PAGE ::
>>

# Best Primer for pore minimizing and very oily skin??



## ny90princess (Aug 15, 2010)

I am currently using Milk of Magnesia for oil control and it is working wonders, but i do notice that i have very large pores around my nose and cheeks. This is causing my makeup to settle and look blotchy. I have heard the Chanel's purete ideal serum works good for oil control and can also be used as a great primer.

I have tried Smashbox light primer, and it made me very oily. Tried Nars primer, and Too faced primers, all of which have been a failure, im hoping to find a really great smoothing and oil control primer to help me look flawless all day!!


----------



## jennyfee (Aug 15, 2010)

Lancôme La Base Pro
Very mattifying!!


----------



## Monsy (Aug 16, 2010)

Benefit the pore fessional


----------



## martiangurll (Aug 16, 2010)

I have been using the Fyrinnae Diva primer powder, plus my SB Photofinish.  The combo seems to help.  There are other primers with silica powder that work well to control the grease spots for me, but this one is inexpensive.  Also, I use BE matte foundation over the foundation to set it--matte look and also controls the oil spillage (think Gulf of Mexico) for me


----------



## LorraineER (Oct 28, 2010)

I have been having major pore and oil issues lately. I tried Too Faced Primed and Poreless, Urban Decay's Pore-perfecting primer, Benefit's Porefessional and none helped much. Believe it or not, L'oreal Studio Secrets Magic Perfecting Base does the trick for me. It helps my makeup look so even and smooth. I've been using the De-Slick spray and powder from Urban Decay to set my makeup and blotting papers to touch up if needed.

<<

SUPPLIED MATERIAL ::
>>

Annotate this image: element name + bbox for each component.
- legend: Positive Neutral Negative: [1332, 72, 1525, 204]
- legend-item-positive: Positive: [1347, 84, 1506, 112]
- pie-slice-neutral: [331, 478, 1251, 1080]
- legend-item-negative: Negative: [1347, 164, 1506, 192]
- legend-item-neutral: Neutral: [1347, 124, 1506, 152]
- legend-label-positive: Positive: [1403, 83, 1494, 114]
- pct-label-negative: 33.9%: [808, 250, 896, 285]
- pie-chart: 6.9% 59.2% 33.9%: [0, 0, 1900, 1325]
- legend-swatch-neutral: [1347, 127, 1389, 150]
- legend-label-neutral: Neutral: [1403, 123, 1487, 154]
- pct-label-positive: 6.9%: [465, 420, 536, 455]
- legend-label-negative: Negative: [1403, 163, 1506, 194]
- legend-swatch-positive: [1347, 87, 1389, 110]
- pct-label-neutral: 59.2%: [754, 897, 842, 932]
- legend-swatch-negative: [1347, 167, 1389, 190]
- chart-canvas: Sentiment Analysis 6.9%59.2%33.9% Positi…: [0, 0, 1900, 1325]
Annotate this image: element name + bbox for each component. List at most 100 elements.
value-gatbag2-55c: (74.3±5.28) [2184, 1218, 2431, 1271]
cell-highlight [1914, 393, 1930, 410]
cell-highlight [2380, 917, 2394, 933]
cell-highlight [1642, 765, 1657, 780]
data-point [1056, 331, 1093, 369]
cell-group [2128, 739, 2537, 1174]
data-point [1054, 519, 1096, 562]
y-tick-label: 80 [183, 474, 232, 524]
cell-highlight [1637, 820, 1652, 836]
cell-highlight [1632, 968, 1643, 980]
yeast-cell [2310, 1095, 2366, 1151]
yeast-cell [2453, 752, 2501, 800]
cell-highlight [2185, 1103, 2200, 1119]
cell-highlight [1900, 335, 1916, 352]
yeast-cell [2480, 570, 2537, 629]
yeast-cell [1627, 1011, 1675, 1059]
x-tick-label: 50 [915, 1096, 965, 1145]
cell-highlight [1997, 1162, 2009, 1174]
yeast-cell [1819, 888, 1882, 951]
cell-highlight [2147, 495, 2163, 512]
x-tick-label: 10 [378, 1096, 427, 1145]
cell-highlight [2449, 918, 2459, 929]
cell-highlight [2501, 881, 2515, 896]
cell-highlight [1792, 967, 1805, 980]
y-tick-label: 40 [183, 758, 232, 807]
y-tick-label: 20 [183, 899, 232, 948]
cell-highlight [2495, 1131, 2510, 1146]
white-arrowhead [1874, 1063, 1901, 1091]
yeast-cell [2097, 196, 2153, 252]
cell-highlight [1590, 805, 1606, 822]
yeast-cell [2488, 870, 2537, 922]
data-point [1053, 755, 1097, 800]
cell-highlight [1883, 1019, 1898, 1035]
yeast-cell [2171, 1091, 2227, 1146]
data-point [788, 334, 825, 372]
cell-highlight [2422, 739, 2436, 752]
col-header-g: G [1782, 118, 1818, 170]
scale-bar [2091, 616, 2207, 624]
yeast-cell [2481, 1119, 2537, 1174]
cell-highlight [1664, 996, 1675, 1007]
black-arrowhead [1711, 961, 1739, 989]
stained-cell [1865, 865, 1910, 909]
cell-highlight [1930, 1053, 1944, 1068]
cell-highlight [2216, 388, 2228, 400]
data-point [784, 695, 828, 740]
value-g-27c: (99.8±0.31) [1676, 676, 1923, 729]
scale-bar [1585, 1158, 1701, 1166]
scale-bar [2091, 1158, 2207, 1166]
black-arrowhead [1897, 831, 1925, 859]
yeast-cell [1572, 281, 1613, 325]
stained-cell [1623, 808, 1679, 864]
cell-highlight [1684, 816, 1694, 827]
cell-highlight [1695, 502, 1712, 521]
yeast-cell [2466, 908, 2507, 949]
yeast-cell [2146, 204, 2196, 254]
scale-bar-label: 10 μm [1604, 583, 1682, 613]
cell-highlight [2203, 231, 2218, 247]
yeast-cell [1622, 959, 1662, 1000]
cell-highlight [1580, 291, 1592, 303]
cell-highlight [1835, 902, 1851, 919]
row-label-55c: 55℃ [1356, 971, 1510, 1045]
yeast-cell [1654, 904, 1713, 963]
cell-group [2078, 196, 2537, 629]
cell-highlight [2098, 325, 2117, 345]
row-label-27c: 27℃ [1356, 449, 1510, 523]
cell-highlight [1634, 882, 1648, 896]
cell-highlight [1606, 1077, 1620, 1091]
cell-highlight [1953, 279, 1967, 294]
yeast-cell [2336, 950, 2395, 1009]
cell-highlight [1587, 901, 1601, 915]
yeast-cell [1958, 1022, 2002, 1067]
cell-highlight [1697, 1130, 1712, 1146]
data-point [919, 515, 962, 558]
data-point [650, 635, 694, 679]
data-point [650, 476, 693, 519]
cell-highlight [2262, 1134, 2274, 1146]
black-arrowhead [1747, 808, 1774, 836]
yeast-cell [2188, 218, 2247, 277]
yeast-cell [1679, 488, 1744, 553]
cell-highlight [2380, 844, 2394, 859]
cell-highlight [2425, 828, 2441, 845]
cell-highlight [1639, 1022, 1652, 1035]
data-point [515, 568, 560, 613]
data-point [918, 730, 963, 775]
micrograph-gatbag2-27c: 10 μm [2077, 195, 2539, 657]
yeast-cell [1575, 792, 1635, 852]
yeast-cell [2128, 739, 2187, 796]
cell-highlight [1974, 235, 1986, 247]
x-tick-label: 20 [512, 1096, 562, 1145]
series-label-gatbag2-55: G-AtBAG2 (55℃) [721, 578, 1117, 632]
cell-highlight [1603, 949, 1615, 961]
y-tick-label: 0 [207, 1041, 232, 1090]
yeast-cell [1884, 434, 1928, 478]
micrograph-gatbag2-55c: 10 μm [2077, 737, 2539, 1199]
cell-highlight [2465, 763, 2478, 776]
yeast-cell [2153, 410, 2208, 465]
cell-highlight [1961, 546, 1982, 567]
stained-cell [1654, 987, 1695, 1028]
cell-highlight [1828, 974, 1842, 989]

<<

EXERCISE SET ::
1. List the usernames of everyone who posted in the primer thread.
2. In the primer thread, which product does LorraineER say does the trick for her pores and oil?
3. Carry the primer thread forward from its last post.

RESULTS OF THE EXERCISE ::
1. ny90princess, jennyfee, Monsy, martiangurll, LorraineER

2. L'oreal Studio Secrets Magic Perfecting Base.

3.
  	Maybe that would work for you?  Especially the base- I was shocked that it performed so much better than it's more expensive competition!


----------



## Flaminbird (Oct 29, 2010)

I'd like to know a good one that doesnt have silcone in it which breaks me out 
	

	
	
		
		

		
		
	


	




. I've tried almost everything and all of the products seem to make my foundation not go on smoothly and end up being blotchy


----------



## jennyfee (Oct 29, 2010)

If you don't like silicone-based primers such as Smashbox photofinish and other similar types of products, you probably will prefer the paste-like primers such as the L'Oreal Professional Base, or its high end sister Clarins Instant Smooth... They're very similar in texture, except the L'Oréal one is a little more matte, whereas the Clarins one is best suited for dry skin types that can't wear silicone based formulas since it doesn't look good on dry skins.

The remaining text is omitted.